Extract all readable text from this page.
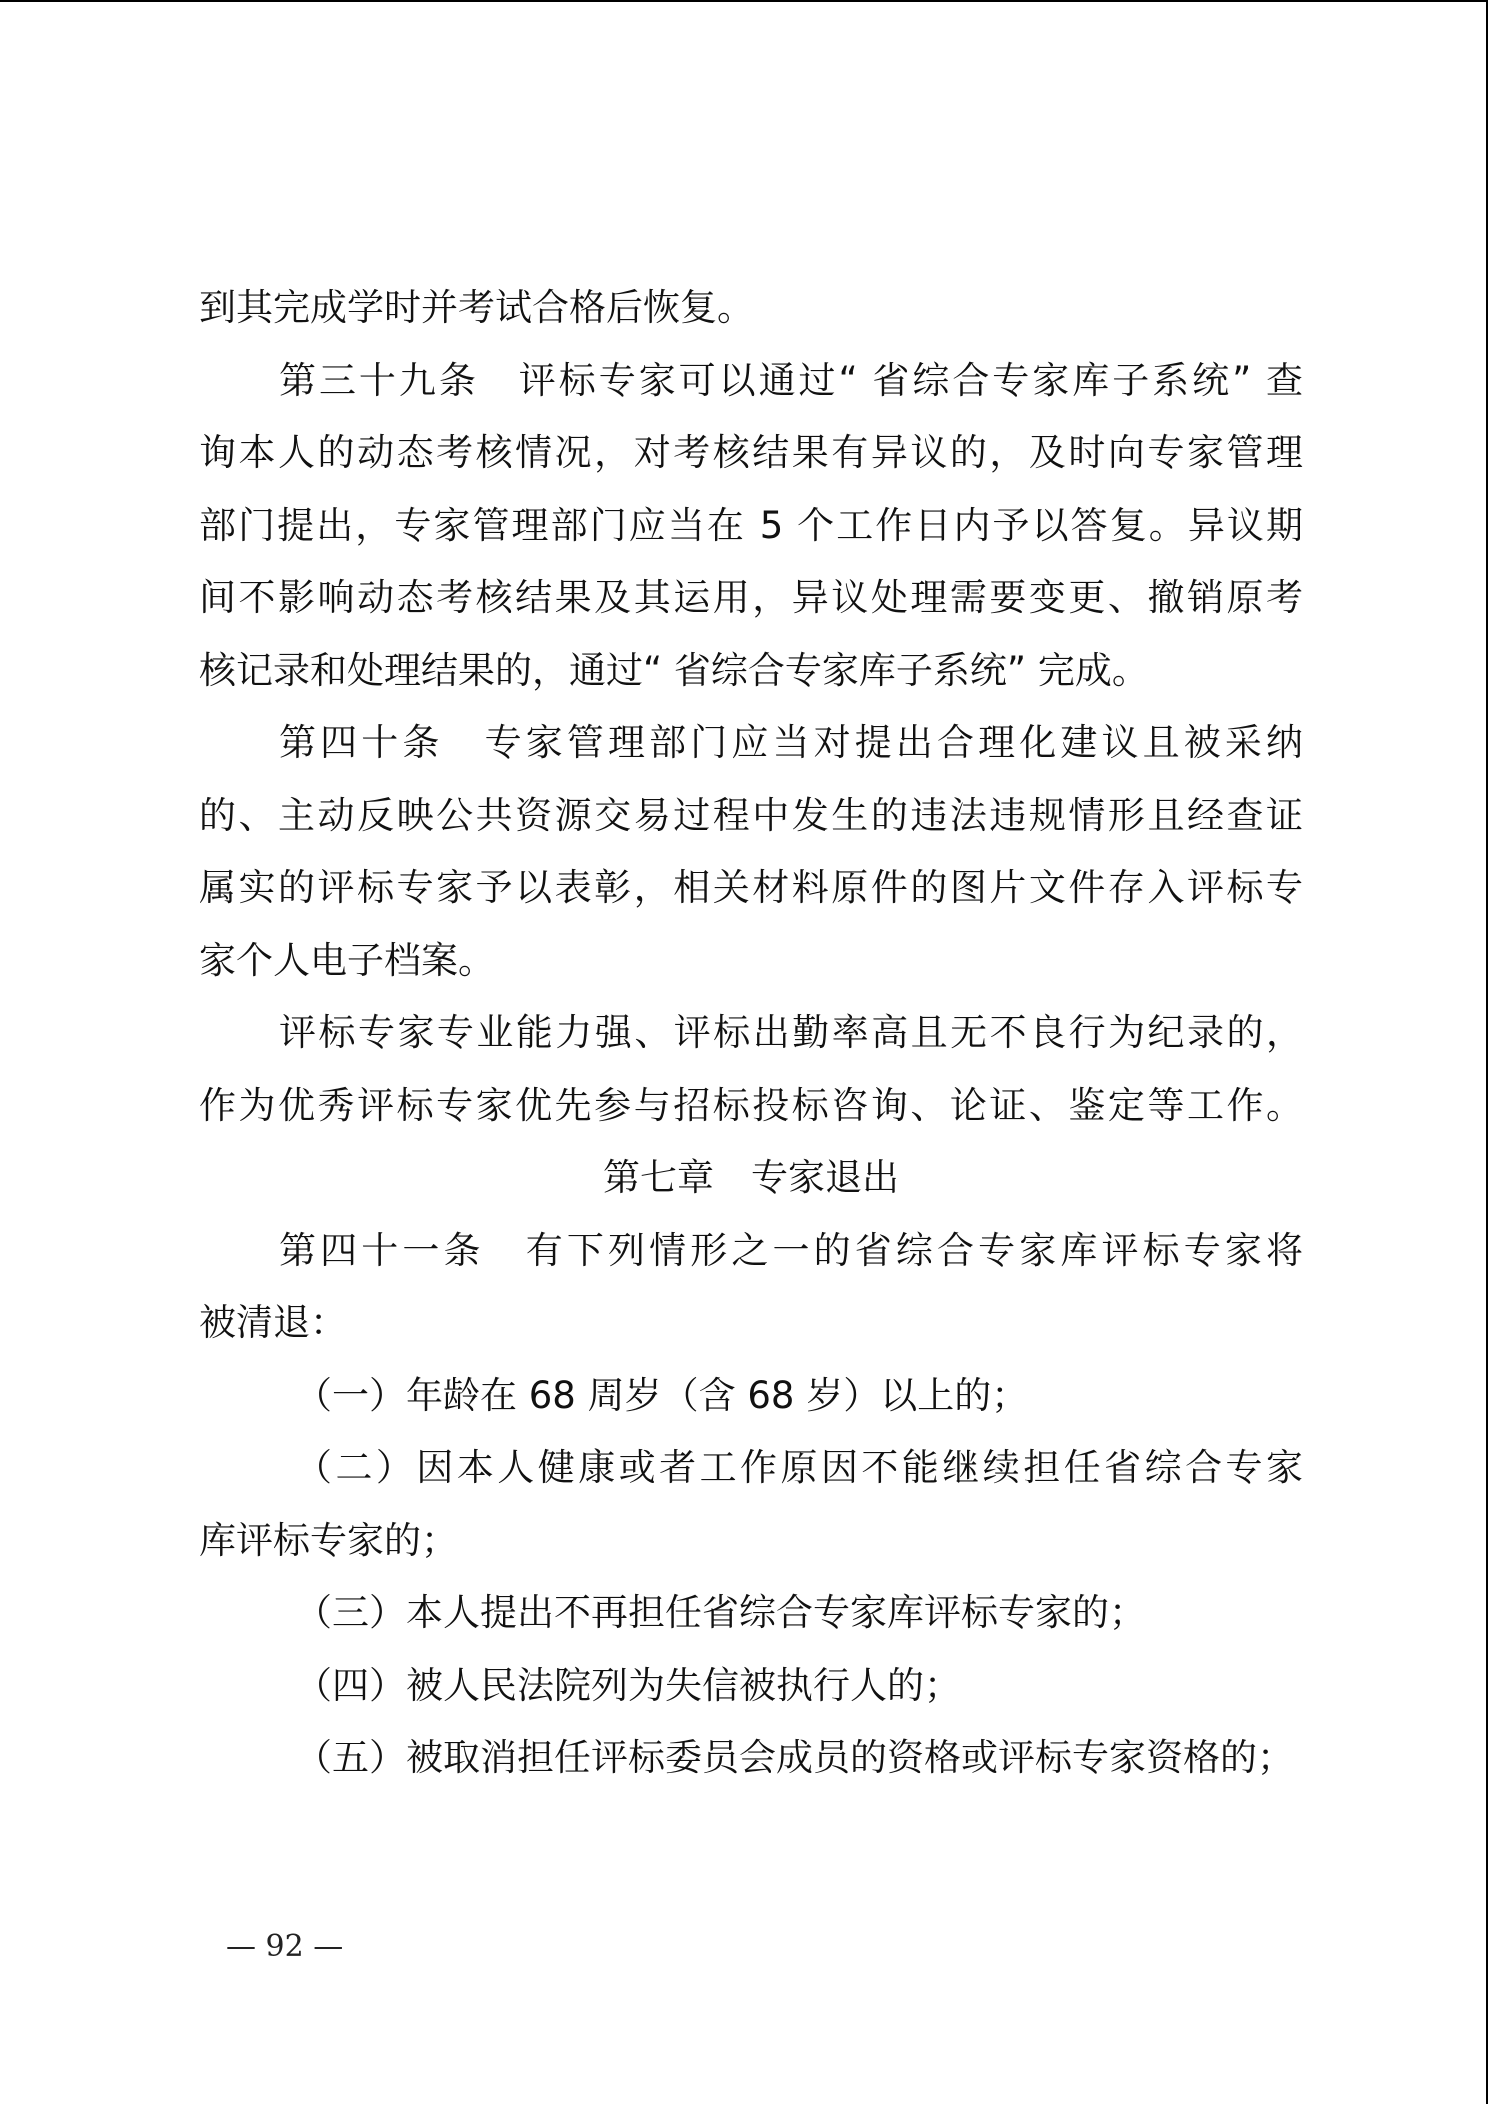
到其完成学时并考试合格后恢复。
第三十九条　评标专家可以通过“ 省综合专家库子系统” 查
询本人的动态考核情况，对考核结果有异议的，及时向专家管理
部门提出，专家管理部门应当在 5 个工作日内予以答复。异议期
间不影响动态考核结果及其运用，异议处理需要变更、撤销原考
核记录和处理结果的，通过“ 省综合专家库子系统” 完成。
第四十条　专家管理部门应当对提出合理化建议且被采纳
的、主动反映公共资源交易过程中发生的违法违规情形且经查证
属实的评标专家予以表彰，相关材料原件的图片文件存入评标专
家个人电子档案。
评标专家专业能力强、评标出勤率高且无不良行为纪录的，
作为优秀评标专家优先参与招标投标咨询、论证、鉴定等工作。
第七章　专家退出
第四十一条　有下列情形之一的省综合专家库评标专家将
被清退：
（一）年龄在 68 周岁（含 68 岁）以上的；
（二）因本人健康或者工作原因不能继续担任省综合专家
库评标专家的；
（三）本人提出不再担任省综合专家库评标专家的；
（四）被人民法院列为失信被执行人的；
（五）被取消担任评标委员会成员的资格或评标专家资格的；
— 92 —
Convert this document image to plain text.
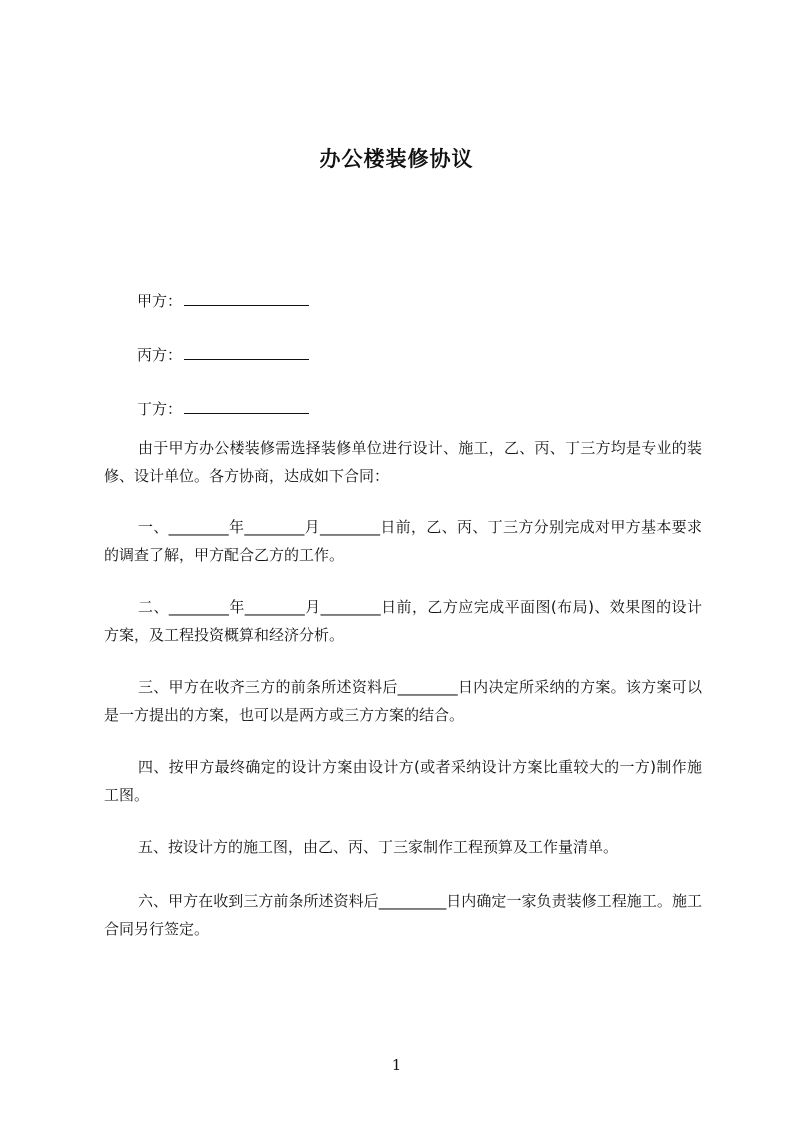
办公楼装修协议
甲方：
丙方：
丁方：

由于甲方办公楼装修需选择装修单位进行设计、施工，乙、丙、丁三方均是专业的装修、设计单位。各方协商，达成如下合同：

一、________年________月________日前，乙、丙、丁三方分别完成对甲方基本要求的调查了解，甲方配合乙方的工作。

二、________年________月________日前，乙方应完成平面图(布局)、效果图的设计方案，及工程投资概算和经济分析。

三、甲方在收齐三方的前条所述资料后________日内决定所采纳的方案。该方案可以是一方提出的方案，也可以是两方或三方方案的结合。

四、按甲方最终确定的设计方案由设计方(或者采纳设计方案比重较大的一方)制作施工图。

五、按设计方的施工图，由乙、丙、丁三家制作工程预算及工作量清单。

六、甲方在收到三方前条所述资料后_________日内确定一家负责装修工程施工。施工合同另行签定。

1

━━━

### Exercise details:
Your copy of the data should match it exactly, except that pictures are left out.

### Result of the task:
Extract all readable text from this page.
到其完成学时并考试合格后恢复。
第三十九条　评标专家可以通过“ 省综合专家库子系统” 查
询本人的动态考核情况，对考核结果有异议的，及时向专家管理
部门提出，专家管理部门应当在 5 个工作日内予以答复。异议期
间不影响动态考核结果及其运用，异议处理需要变更、撤销原考
核记录和处理结果的，通过“ 省综合专家库子系统” 完成。
第四十条　专家管理部门应当对提出合理化建议且被采纳
的、主动反映公共资源交易过程中发生的违法违规情形且经查证
属实的评标专家予以表彰，相关材料原件的图片文件存入评标专
家个人电子档案。
评标专家专业能力强、评标出勤率高且无不良行为纪录的，
作为优秀评标专家优先参与招标投标咨询、论证、鉴定等工作。
第七章　专家退出
第四十一条　有下列情形之一的省综合专家库评标专家将
被清退：
（一）年龄在 68 周岁（含 68 岁）以上的；
（二）因本人健康或者工作原因不能继续担任省综合专家
库评标专家的；
（三）本人提出不再担任省综合专家库评标专家的；
（四）被人民法院列为失信被执行人的；
（五）被取消担任评标委员会成员的资格或评标专家资格的；
— 92 —
Convert this document image to plain text.
办公楼装修协议
甲方：
丙方：
丁方：

由于甲方办公楼装修需选择装修单位进行设计、施工，乙、丙、丁三方均是专业的装修、设计单位。各方协商，达成如下合同：

一、________年________月________日前，乙、丙、丁三方分别完成对甲方基本要求的调查了解，甲方配合乙方的工作。

二、________年________月________日前，乙方应完成平面图(布局)、效果图的设计方案，及工程投资概算和经济分析。

三、甲方在收齐三方的前条所述资料后________日内决定所采纳的方案。该方案可以是一方提出的方案，也可以是两方或三方方案的结合。

四、按甲方最终确定的设计方案由设计方(或者采纳设计方案比重较大的一方)制作施工图。

五、按设计方的施工图，由乙、丙、丁三家制作工程预算及工作量清单。

六、甲方在收到三方前条所述资料后_________日内确定一家负责装修工程施工。施工合同另行签定。

1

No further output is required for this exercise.